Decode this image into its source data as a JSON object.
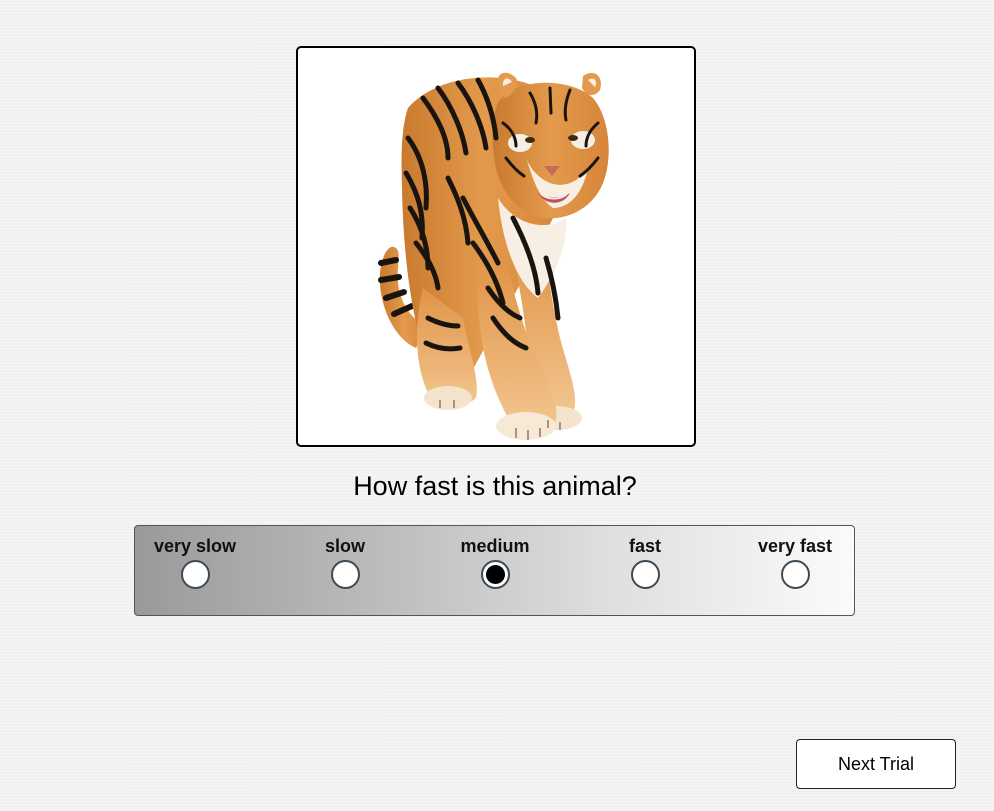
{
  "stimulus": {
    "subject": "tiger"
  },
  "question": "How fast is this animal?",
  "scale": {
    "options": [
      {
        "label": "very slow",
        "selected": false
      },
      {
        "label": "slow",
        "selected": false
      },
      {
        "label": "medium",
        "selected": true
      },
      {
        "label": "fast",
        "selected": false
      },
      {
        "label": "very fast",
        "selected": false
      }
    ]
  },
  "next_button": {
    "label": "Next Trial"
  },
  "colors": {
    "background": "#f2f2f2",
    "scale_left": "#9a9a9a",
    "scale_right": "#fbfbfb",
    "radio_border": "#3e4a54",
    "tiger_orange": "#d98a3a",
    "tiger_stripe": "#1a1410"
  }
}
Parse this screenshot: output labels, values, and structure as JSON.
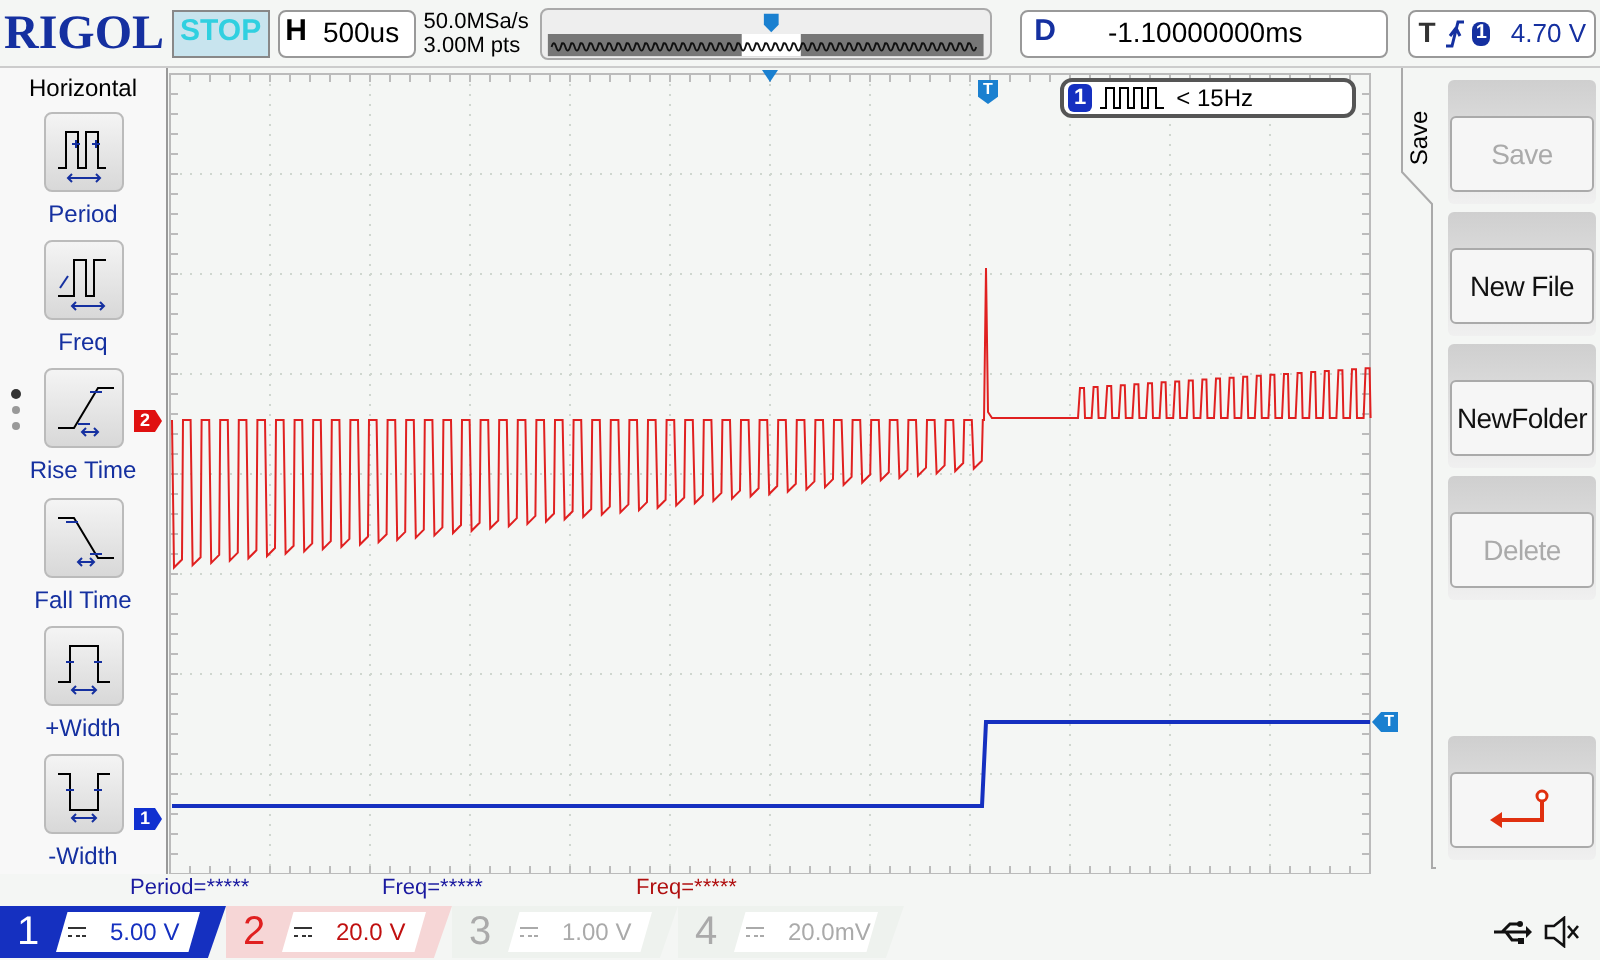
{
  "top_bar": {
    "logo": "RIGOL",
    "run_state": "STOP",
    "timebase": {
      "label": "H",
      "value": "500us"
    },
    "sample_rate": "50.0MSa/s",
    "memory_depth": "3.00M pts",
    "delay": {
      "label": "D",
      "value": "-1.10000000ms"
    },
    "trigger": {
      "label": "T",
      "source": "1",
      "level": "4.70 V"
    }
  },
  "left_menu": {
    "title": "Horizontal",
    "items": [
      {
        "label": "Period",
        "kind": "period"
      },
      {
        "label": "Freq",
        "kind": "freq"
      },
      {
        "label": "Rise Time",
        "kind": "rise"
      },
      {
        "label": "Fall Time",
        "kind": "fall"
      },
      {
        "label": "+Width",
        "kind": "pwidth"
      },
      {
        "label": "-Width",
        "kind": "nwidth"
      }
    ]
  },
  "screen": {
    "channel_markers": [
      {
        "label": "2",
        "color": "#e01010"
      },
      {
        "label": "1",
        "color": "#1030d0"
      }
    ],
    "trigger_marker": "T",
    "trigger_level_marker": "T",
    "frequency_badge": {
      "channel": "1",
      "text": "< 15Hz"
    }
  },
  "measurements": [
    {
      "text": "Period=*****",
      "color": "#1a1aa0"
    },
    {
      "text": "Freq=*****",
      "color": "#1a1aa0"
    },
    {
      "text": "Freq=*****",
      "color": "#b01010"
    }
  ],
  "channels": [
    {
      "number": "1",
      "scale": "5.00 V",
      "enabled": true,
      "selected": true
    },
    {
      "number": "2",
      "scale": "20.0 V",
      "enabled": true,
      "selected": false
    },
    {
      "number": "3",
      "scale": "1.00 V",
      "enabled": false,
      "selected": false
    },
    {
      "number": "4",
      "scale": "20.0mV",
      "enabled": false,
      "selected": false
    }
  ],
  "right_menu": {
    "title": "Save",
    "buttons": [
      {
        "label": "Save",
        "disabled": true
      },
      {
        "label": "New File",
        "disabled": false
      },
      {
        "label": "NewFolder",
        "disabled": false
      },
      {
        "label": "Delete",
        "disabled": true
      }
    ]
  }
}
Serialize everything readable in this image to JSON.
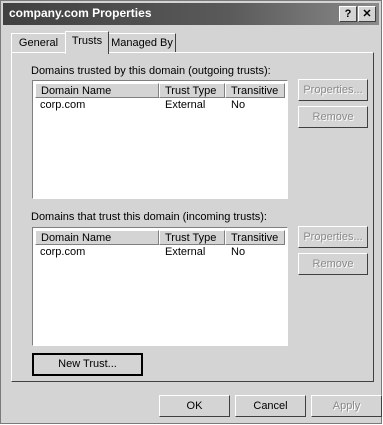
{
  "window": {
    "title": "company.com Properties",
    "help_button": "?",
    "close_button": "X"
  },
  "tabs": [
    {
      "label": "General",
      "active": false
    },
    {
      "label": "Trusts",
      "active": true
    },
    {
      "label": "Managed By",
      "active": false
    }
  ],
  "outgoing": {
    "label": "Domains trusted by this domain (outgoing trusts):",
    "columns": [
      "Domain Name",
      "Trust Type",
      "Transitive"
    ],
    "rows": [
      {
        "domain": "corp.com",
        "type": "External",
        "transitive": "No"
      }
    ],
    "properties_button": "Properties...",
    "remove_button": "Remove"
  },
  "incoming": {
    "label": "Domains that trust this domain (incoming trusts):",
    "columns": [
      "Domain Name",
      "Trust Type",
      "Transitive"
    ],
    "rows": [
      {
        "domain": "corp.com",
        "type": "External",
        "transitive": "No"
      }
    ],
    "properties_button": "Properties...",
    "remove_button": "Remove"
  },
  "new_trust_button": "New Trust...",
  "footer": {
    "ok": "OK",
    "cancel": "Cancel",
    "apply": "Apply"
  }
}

## Aim
Read the data above. Pull out each line in which the string "JSON" appears.

## Exercise output
Decode this image into its source data as a JSON object.
Parse this screenshot: output labels, values, and structure as JSON.
Serialize everything readable in this image to JSON.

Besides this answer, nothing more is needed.